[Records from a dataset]
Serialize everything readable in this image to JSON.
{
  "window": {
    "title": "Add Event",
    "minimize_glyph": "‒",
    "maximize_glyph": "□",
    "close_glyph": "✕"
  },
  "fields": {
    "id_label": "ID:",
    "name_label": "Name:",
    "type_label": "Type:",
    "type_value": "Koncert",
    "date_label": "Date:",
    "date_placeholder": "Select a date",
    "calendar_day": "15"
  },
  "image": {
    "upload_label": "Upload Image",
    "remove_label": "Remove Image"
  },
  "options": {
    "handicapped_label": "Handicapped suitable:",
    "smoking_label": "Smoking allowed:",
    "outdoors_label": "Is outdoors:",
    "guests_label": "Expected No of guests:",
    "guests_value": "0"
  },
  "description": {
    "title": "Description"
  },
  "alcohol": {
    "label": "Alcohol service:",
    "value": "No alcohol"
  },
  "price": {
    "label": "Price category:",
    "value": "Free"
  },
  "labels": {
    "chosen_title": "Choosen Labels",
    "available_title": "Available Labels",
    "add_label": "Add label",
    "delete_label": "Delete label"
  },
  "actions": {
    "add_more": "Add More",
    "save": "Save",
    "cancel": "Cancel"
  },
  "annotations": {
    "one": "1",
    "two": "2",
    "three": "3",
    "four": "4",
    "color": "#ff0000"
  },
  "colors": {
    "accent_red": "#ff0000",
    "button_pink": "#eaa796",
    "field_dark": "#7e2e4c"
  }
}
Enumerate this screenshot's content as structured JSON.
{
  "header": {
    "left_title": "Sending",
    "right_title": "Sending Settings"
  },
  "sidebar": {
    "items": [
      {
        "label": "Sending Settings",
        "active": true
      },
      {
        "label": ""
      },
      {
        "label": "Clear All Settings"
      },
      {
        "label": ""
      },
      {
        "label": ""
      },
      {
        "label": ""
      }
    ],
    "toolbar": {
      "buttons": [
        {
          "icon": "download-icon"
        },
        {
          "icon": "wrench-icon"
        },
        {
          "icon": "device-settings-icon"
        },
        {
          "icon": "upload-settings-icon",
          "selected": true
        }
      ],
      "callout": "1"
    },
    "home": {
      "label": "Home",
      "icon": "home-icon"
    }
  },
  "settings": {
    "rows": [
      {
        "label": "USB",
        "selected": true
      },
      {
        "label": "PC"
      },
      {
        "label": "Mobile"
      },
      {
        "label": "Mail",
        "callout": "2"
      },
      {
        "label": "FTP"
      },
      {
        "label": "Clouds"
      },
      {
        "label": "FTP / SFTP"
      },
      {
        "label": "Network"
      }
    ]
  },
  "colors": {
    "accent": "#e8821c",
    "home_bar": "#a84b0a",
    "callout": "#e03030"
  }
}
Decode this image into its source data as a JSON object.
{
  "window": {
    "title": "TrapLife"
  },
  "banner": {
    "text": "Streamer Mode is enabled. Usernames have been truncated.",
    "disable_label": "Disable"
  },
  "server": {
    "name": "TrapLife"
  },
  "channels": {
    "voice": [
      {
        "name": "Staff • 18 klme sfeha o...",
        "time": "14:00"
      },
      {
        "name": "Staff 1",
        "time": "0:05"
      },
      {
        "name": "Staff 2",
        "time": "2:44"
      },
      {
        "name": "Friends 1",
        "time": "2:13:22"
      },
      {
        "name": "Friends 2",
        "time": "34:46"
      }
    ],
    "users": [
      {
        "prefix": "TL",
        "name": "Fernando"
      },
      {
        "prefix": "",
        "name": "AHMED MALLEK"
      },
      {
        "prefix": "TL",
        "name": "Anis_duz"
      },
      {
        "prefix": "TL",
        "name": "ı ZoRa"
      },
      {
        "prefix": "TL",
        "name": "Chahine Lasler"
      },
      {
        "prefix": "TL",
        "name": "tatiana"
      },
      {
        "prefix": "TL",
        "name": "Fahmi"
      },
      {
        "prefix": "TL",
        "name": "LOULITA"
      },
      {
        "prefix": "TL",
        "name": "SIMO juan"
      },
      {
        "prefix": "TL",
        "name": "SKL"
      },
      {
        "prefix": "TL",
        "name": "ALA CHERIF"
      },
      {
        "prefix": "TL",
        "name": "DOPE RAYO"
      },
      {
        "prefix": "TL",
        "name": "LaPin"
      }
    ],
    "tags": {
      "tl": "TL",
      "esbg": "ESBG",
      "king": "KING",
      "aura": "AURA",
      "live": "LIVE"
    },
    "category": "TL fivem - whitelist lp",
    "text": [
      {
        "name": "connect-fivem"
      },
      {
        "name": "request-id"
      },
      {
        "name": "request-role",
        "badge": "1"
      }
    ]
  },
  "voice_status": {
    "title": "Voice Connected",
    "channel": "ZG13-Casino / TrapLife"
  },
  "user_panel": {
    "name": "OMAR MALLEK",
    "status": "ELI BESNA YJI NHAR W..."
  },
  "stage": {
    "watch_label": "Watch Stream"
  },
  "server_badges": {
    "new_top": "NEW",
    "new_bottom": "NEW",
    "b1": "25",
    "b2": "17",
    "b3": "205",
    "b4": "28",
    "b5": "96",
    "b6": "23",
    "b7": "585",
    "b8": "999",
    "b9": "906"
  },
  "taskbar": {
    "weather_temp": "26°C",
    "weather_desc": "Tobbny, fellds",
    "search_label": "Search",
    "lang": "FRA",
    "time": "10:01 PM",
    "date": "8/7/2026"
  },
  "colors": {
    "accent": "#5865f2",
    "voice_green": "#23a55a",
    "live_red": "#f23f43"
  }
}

| Aim |
Give back the data above exactly as it appears.

| Result below |
Serialize everything readable in this image to JSON.
{
  "window": {
    "title": "Add Event",
    "minimize_glyph": "‒",
    "maximize_glyph": "□",
    "close_glyph": "✕"
  },
  "fields": {
    "id_label": "ID:",
    "name_label": "Name:",
    "type_label": "Type:",
    "type_value": "Koncert",
    "date_label": "Date:",
    "date_placeholder": "Select a date",
    "calendar_day": "15"
  },
  "image": {
    "upload_label": "Upload Image",
    "remove_label": "Remove Image"
  },
  "options": {
    "handicapped_label": "Handicapped suitable:",
    "smoking_label": "Smoking allowed:",
    "outdoors_label": "Is outdoors:",
    "guests_label": "Expected No of guests:",
    "guests_value": "0"
  },
  "description": {
    "title": "Description"
  },
  "alcohol": {
    "label": "Alcohol service:",
    "value": "No alcohol"
  },
  "price": {
    "label": "Price category:",
    "value": "Free"
  },
  "labels": {
    "chosen_title": "Choosen Labels",
    "available_title": "Available Labels",
    "add_label": "Add label",
    "delete_label": "Delete label"
  },
  "actions": {
    "add_more": "Add More",
    "save": "Save",
    "cancel": "Cancel"
  },
  "annotations": {
    "one": "1",
    "two": "2",
    "three": "3",
    "four": "4",
    "color": "#ff0000"
  },
  "colors": {
    "accent_red": "#ff0000",
    "button_pink": "#eaa796",
    "field_dark": "#7e2e4c"
  }
}
Enumerate this screenshot's content as structured JSON.
{
  "header": {
    "left_title": "Sending",
    "right_title": "Sending Settings"
  },
  "sidebar": {
    "items": [
      {
        "label": "Sending Settings",
        "active": true
      },
      {
        "label": ""
      },
      {
        "label": "Clear All Settings"
      },
      {
        "label": ""
      },
      {
        "label": ""
      },
      {
        "label": ""
      }
    ],
    "toolbar": {
      "buttons": [
        {
          "icon": "download-icon"
        },
        {
          "icon": "wrench-icon"
        },
        {
          "icon": "device-settings-icon"
        },
        {
          "icon": "upload-settings-icon",
          "selected": true
        }
      ],
      "callout": "1"
    },
    "home": {
      "label": "Home",
      "icon": "home-icon"
    }
  },
  "settings": {
    "rows": [
      {
        "label": "USB",
        "selected": true
      },
      {
        "label": "PC"
      },
      {
        "label": "Mobile"
      },
      {
        "label": "Mail",
        "callout": "2"
      },
      {
        "label": "FTP"
      },
      {
        "label": "Clouds"
      },
      {
        "label": "FTP / SFTP"
      },
      {
        "label": "Network"
      }
    ]
  },
  "colors": {
    "accent": "#e8821c",
    "home_bar": "#a84b0a",
    "callout": "#e03030"
  }
}
Decode this image into its source data as a JSON object.
{
  "window": {
    "title": "TrapLife"
  },
  "banner": {
    "text": "Streamer Mode is enabled. Usernames have been truncated.",
    "disable_label": "Disable"
  },
  "server": {
    "name": "TrapLife"
  },
  "channels": {
    "voice": [
      {
        "name": "Staff • 18 klme sfeha o...",
        "time": "14:00"
      },
      {
        "name": "Staff 1",
        "time": "0:05"
      },
      {
        "name": "Staff 2",
        "time": "2:44"
      },
      {
        "name": "Friends 1",
        "time": "2:13:22"
      },
      {
        "name": "Friends 2",
        "time": "34:46"
      }
    ],
    "users": [
      {
        "prefix": "TL",
        "name": "Fernando"
      },
      {
        "prefix": "",
        "name": "AHMED MALLEK"
      },
      {
        "prefix": "TL",
        "name": "Anis_duz"
      },
      {
        "prefix": "TL",
        "name": "ı ZoRa"
      },
      {
        "prefix": "TL",
        "name": "Chahine Lasler"
      },
      {
        "prefix": "TL",
        "name": "tatiana"
      },
      {
        "prefix": "TL",
        "name": "Fahmi"
      },
      {
        "prefix": "TL",
        "name": "LOULITA"
      },
      {
        "prefix": "TL",
        "name": "SIMO juan"
      },
      {
        "prefix": "TL",
        "name": "SKL"
      },
      {
        "prefix": "TL",
        "name": "ALA CHERIF"
      },
      {
        "prefix": "TL",
        "name": "DOPE RAYO"
      },
      {
        "prefix": "TL",
        "name": "LaPin"
      }
    ],
    "tags": {
      "tl": "TL",
      "esbg": "ESBG",
      "king": "KING",
      "aura": "AURA",
      "live": "LIVE"
    },
    "category": "TL fivem - whitelist lp",
    "text": [
      {
        "name": "connect-fivem"
      },
      {
        "name": "request-id"
      },
      {
        "name": "request-role",
        "badge": "1"
      }
    ]
  },
  "voice_status": {
    "title": "Voice Connected",
    "channel": "ZG13-Casino / TrapLife"
  },
  "user_panel": {
    "name": "OMAR MALLEK",
    "status": "ELI BESNA YJI NHAR W..."
  },
  "stage": {
    "watch_label": "Watch Stream"
  },
  "server_badges": {
    "new_top": "NEW",
    "new_bottom": "NEW",
    "b1": "25",
    "b2": "17",
    "b3": "205",
    "b4": "28",
    "b5": "96",
    "b6": "23",
    "b7": "585",
    "b8": "999",
    "b9": "906"
  },
  "taskbar": {
    "weather_temp": "26°C",
    "weather_desc": "Tobbny, fellds",
    "search_label": "Search",
    "lang": "FRA",
    "time": "10:01 PM",
    "date": "8/7/2026"
  },
  "colors": {
    "accent": "#5865f2",
    "voice_green": "#23a55a",
    "live_red": "#f23f43"
  }
}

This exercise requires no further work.